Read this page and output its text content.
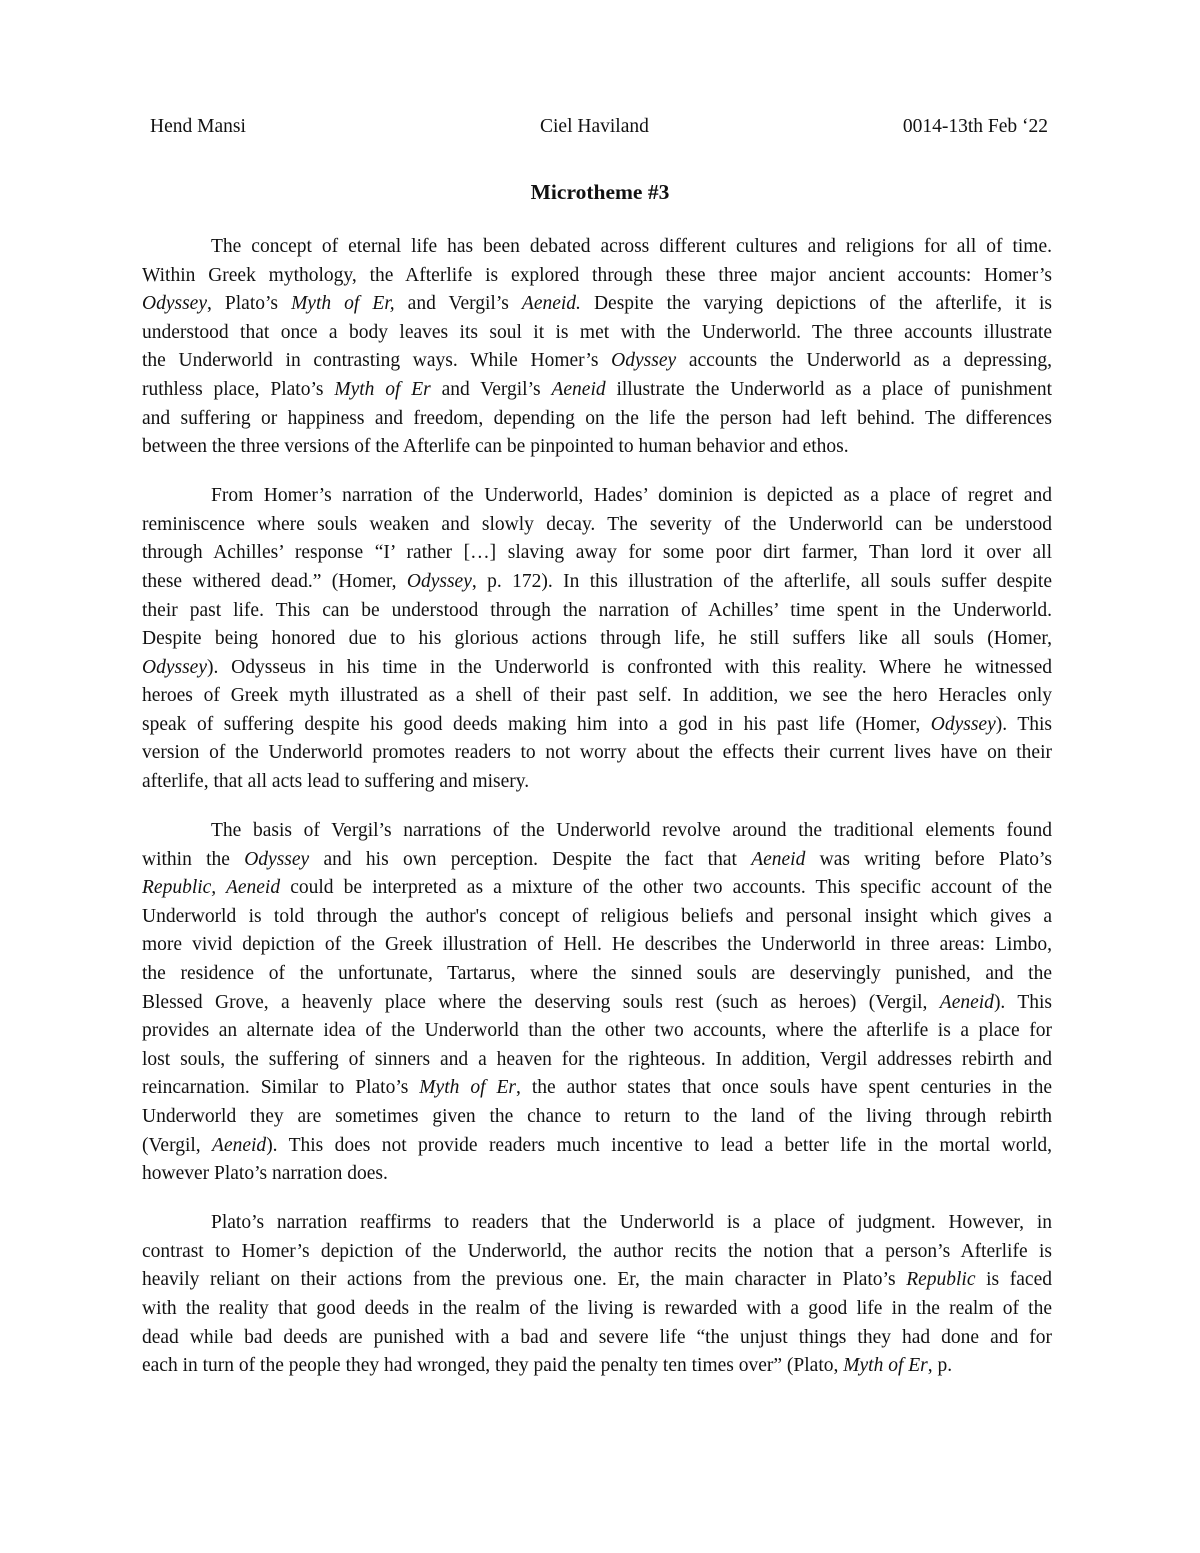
Hend Mansi	Ciel Haviland	0014-13th Feb ‘22
Microtheme #3
The concept of eternal life has been debated across different cultures and religions for all of time.
Within Greek mythology, the Afterlife is explored through these three major ancient accounts: Homer’s
Odyssey, Plato’s Myth of Er, and Vergil’s Aeneid. Despite the varying depictions of the afterlife, it is
understood that once a body leaves its soul it is met with the Underworld. The three accounts illustrate
the Underworld in contrasting ways. While Homer’s Odyssey accounts the Underworld as a depressing,
ruthless place, Plato’s Myth of Er and Vergil’s Aeneid illustrate the Underworld as a place of punishment
and suffering or happiness and freedom, depending on the life the person had left behind. The differences
between the three versions of the Afterlife can be pinpointed to human behavior and ethos.
From Homer’s narration of the Underworld, Hades’ dominion is depicted as a place of regret and
reminiscence where souls weaken and slowly decay. The severity of the Underworld can be understood
through Achilles’ response “I’ rather […] slaving away for some poor dirt farmer, Than lord it over all
these withered dead.” (Homer, Odyssey, p. 172). In this illustration of the afterlife, all souls suffer despite
their past life. This can be understood through the narration of Achilles’ time spent in the Underworld.
Despite being honored due to his glorious actions through life, he still suffers like all souls (Homer,
Odyssey). Odysseus in his time in the Underworld is confronted with this reality. Where he witnessed
heroes of Greek myth illustrated as a shell of their past self. In addition, we see the hero Heracles only
speak of suffering despite his good deeds making him into a god in his past life (Homer, Odyssey). This
version of the Underworld promotes readers to not worry about the effects their current lives have on their
afterlife, that all acts lead to suffering and misery.
The basis of Vergil’s narrations of the Underworld revolve around the traditional elements found
within the Odyssey and his own perception. Despite the fact that Aeneid was writing before Plato’s
Republic, Aeneid could be interpreted as a mixture of the other two accounts. This specific account of the
Underworld is told through the author's concept of religious beliefs and personal insight which gives a
more vivid depiction of the Greek illustration of Hell. He describes the Underworld in three areas: Limbo,
the residence of the unfortunate, Tartarus, where the sinned souls are deservingly punished, and the
Blessed Grove, a heavenly place where the deserving souls rest (such as heroes) (Vergil, Aeneid). This
provides an alternate idea of the Underworld than the other two accounts, where the afterlife is a place for
lost souls, the suffering of sinners and a heaven for the righteous. In addition, Vergil addresses rebirth and
reincarnation. Similar to Plato’s Myth of Er, the author states that once souls have spent centuries in the
Underworld they are sometimes given the chance to return to the land of the living through rebirth
(Vergil, Aeneid). This does not provide readers much incentive to lead a better life in the mortal world,
however Plato’s narration does.
Plato’s narration reaffirms to readers that the Underworld is a place of judgment. However, in
contrast to Homer’s depiction of the Underworld, the author recits the notion that a person’s Afterlife is
heavily reliant on their actions from the previous one. Er, the main character in Plato’s Republic is faced
with the reality that good deeds in the realm of the living is rewarded with a good life in the realm of the
dead while bad deeds are punished with a bad and severe life “the unjust things they had done and for
each in turn of the people they had wronged, they paid the penalty ten times over” (Plato, Myth of Er, p.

● **AIM OF THE EXERCISE**:
Leave out the pictures and print every line of the data exactly.

● **SOLVED EXERCISE**:
Read this page and output its text content.
Hend Mansi	Ciel Haviland	0014-13th Feb ‘22
Microtheme #3
The concept of eternal life has been debated across different cultures and religions for all of time.
Within Greek mythology, the Afterlife is explored through these three major ancient accounts: Homer’s
Odyssey, Plato’s Myth of Er, and Vergil’s Aeneid. Despite the varying depictions of the afterlife, it is
understood that once a body leaves its soul it is met with the Underworld. The three accounts illustrate
the Underworld in contrasting ways. While Homer’s Odyssey accounts the Underworld as a depressing,
ruthless place, Plato’s Myth of Er and Vergil’s Aeneid illustrate the Underworld as a place of punishment
and suffering or happiness and freedom, depending on the life the person had left behind. The differences
between the three versions of the Afterlife can be pinpointed to human behavior and ethos.
From Homer’s narration of the Underworld, Hades’ dominion is depicted as a place of regret and
reminiscence where souls weaken and slowly decay. The severity of the Underworld can be understood
through Achilles’ response “I’ rather […] slaving away for some poor dirt farmer, Than lord it over all
these withered dead.” (Homer, Odyssey, p. 172). In this illustration of the afterlife, all souls suffer despite
their past life. This can be understood through the narration of Achilles’ time spent in the Underworld.
Despite being honored due to his glorious actions through life, he still suffers like all souls (Homer,
Odyssey). Odysseus in his time in the Underworld is confronted with this reality. Where he witnessed
heroes of Greek myth illustrated as a shell of their past self. In addition, we see the hero Heracles only
speak of suffering despite his good deeds making him into a god in his past life (Homer, Odyssey). This
version of the Underworld promotes readers to not worry about the effects their current lives have on their
afterlife, that all acts lead to suffering and misery.
The basis of Vergil’s narrations of the Underworld revolve around the traditional elements found
within the Odyssey and his own perception. Despite the fact that Aeneid was writing before Plato’s
Republic, Aeneid could be interpreted as a mixture of the other two accounts. This specific account of the
Underworld is told through the author's concept of religious beliefs and personal insight which gives a
more vivid depiction of the Greek illustration of Hell. He describes the Underworld in three areas: Limbo,
the residence of the unfortunate, Tartarus, where the sinned souls are deservingly punished, and the
Blessed Grove, a heavenly place where the deserving souls rest (such as heroes) (Vergil, Aeneid). This
provides an alternate idea of the Underworld than the other two accounts, where the afterlife is a place for
lost souls, the suffering of sinners and a heaven for the righteous. In addition, Vergil addresses rebirth and
reincarnation. Similar to Plato’s Myth of Er, the author states that once souls have spent centuries in the
Underworld they are sometimes given the chance to return to the land of the living through rebirth
(Vergil, Aeneid). This does not provide readers much incentive to lead a better life in the mortal world,
however Plato’s narration does.
Plato’s narration reaffirms to readers that the Underworld is a place of judgment. However, in
contrast to Homer’s depiction of the Underworld, the author recits the notion that a person’s Afterlife is
heavily reliant on their actions from the previous one. Er, the main character in Plato’s Republic is faced
with the reality that good deeds in the realm of the living is rewarded with a good life in the realm of the
dead while bad deeds are punished with a bad and severe life “the unjust things they had done and for
each in turn of the people they had wronged, they paid the penalty ten times over” (Plato, Myth of Er, p.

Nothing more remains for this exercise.